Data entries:
::::::::::

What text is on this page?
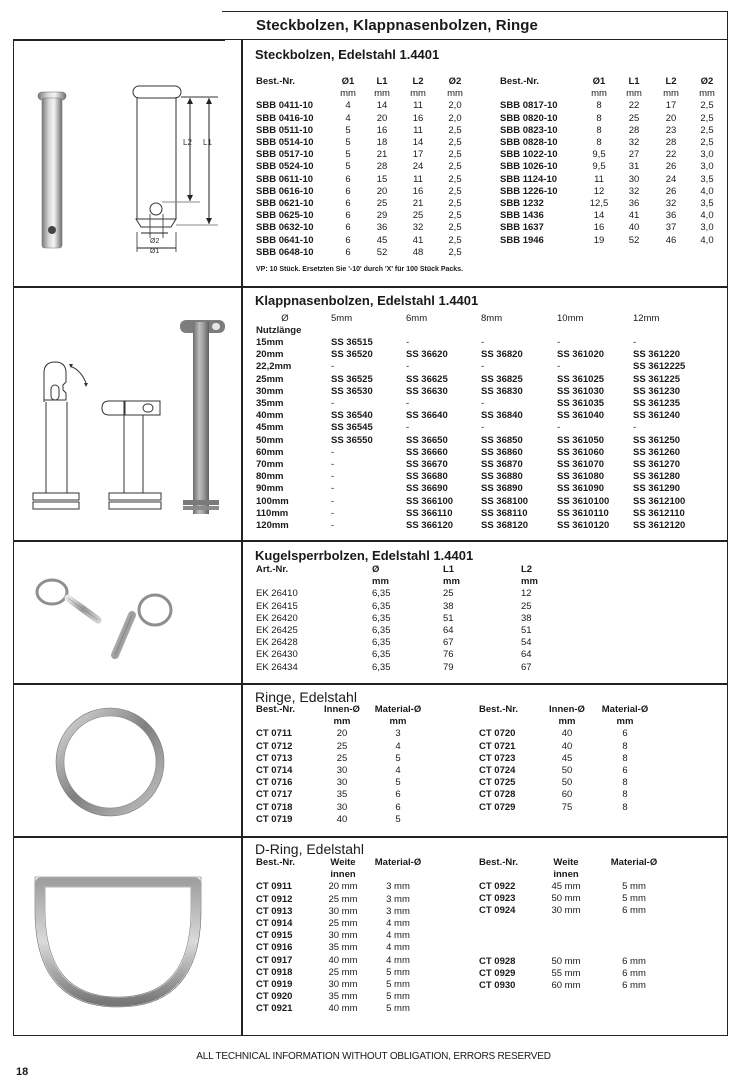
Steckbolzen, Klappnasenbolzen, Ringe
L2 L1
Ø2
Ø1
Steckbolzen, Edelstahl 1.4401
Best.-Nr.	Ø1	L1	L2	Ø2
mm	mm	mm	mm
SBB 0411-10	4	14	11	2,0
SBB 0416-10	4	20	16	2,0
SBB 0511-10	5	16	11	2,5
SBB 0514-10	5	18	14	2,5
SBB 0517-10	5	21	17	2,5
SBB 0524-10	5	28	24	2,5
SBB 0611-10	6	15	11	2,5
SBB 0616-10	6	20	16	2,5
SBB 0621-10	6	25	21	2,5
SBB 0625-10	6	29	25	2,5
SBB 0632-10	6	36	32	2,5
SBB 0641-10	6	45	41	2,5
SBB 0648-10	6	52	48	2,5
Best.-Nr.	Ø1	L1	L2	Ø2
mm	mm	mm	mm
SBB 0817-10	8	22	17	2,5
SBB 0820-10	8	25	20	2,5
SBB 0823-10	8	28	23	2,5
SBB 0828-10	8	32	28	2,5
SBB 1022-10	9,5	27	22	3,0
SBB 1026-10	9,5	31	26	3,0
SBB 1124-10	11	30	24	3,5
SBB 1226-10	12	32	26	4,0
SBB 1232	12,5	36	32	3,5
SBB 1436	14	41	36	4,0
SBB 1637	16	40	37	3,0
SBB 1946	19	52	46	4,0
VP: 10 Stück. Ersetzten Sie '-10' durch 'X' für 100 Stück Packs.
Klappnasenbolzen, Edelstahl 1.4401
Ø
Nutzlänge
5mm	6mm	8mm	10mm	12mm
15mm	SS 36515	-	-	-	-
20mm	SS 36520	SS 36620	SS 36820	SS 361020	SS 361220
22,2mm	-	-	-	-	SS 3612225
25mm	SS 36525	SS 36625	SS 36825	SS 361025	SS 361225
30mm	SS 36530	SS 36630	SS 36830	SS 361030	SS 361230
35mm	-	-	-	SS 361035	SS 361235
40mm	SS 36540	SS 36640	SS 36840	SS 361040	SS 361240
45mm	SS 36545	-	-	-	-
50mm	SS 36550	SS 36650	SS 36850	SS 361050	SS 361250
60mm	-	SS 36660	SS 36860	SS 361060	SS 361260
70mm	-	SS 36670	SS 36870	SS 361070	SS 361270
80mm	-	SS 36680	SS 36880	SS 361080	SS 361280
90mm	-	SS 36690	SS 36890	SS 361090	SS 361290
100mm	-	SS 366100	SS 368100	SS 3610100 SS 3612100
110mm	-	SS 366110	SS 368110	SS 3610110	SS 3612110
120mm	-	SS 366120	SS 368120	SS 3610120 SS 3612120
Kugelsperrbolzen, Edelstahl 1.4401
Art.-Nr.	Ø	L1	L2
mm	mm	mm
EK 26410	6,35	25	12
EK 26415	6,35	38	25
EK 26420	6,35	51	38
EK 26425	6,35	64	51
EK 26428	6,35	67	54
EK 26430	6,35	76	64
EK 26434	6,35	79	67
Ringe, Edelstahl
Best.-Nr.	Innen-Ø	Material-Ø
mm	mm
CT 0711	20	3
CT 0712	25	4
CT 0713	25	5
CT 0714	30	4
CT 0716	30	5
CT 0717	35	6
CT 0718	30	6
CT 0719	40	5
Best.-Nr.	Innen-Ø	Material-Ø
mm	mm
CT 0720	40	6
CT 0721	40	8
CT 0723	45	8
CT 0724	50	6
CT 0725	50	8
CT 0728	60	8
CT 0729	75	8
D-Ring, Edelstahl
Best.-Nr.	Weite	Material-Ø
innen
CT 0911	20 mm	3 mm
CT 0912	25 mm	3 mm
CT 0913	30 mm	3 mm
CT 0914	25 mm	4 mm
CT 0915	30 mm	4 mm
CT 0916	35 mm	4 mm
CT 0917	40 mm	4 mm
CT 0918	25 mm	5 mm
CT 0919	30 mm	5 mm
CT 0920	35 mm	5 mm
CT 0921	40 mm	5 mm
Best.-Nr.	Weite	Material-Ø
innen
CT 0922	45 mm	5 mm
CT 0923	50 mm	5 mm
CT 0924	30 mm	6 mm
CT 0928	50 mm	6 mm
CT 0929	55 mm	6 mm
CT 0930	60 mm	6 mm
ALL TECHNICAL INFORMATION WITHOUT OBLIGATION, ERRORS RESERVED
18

::::::::::

WHAT YOU HAVE TO DO: Select, from the listing, all lines that include the word "Edelstahl".

WORKED ANSWER:
Steckbolzen, Edelstahl 1.4401
Klappnasenbolzen, Edelstahl 1.4401
Kugelsperrbolzen, Edelstahl 1.4401
Ringe, Edelstahl
D-Ring, Edelstahl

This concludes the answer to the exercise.